== PROVIDED ENTRIES ==
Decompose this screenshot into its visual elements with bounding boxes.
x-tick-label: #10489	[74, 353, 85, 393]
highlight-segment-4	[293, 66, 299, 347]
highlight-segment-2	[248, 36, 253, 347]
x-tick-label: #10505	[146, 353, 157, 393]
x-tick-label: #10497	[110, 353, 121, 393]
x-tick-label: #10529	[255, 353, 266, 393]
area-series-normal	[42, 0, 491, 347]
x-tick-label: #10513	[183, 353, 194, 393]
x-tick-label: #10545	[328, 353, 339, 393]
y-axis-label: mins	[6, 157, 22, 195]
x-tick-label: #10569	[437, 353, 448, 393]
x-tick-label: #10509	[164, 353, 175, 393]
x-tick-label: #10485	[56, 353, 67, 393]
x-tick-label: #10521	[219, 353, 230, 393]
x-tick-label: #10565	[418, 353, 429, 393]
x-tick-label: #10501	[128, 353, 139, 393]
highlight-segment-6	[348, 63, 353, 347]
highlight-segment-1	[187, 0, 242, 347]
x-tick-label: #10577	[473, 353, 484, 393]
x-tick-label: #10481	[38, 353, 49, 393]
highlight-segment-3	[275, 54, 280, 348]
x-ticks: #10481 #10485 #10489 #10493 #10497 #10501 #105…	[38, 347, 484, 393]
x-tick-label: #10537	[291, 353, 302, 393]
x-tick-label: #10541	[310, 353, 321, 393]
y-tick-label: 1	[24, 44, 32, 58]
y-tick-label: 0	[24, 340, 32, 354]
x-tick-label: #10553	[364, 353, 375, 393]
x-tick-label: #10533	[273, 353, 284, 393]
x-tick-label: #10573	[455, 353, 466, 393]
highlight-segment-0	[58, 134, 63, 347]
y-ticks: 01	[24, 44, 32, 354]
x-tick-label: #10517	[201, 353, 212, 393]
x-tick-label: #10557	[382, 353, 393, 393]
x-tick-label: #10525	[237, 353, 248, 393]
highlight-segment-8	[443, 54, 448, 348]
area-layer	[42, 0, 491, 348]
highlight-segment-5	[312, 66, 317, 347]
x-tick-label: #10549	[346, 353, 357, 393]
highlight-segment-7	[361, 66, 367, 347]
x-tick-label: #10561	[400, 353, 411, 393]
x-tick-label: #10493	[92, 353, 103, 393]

== WHAT IS NEEDED ==
Can you reproduce all of the records above again, line for line and character for character, without changing anything?

== RESPONSE BELOW ==
Decompose this screenshot into its visual elements with bounding boxes.
x-tick-label: #10489	[74, 353, 85, 393]
highlight-segment-4	[293, 66, 299, 347]
highlight-segment-2	[248, 36, 253, 347]
x-tick-label: #10505	[146, 353, 157, 393]
x-tick-label: #10497	[110, 353, 121, 393]
x-tick-label: #10529	[255, 353, 266, 393]
area-series-normal	[42, 0, 491, 347]
x-tick-label: #10513	[183, 353, 194, 393]
x-tick-label: #10545	[328, 353, 339, 393]
y-axis-label: mins	[6, 157, 22, 195]
x-tick-label: #10569	[437, 353, 448, 393]
x-tick-label: #10509	[164, 353, 175, 393]
x-tick-label: #10485	[56, 353, 67, 393]
x-tick-label: #10521	[219, 353, 230, 393]
x-tick-label: #10565	[418, 353, 429, 393]
x-tick-label: #10501	[128, 353, 139, 393]
highlight-segment-6	[348, 63, 353, 347]
highlight-segment-1	[187, 0, 242, 347]
x-tick-label: #10577	[473, 353, 484, 393]
x-tick-label: #10481	[38, 353, 49, 393]
highlight-segment-3	[275, 54, 280, 348]
x-ticks: #10481 #10485 #10489 #10493 #10497 #10501 #105…	[38, 347, 484, 393]
x-tick-label: #10537	[291, 353, 302, 393]
x-tick-label: #10541	[310, 353, 321, 393]
y-tick-label: 1	[24, 44, 32, 58]
y-tick-label: 0	[24, 340, 32, 354]
x-tick-label: #10553	[364, 353, 375, 393]
x-tick-label: #10533	[273, 353, 284, 393]
x-tick-label: #10573	[455, 353, 466, 393]
highlight-segment-0	[58, 134, 63, 347]
y-ticks: 01	[24, 44, 32, 354]
x-tick-label: #10517	[201, 353, 212, 393]
x-tick-label: #10557	[382, 353, 393, 393]
x-tick-label: #10525	[237, 353, 248, 393]
highlight-segment-8	[443, 54, 448, 348]
area-layer	[42, 0, 491, 348]
highlight-segment-5	[312, 66, 317, 347]
x-tick-label: #10549	[346, 353, 357, 393]
highlight-segment-7	[361, 66, 367, 347]
x-tick-label: #10561	[400, 353, 411, 393]
x-tick-label: #10493	[92, 353, 103, 393]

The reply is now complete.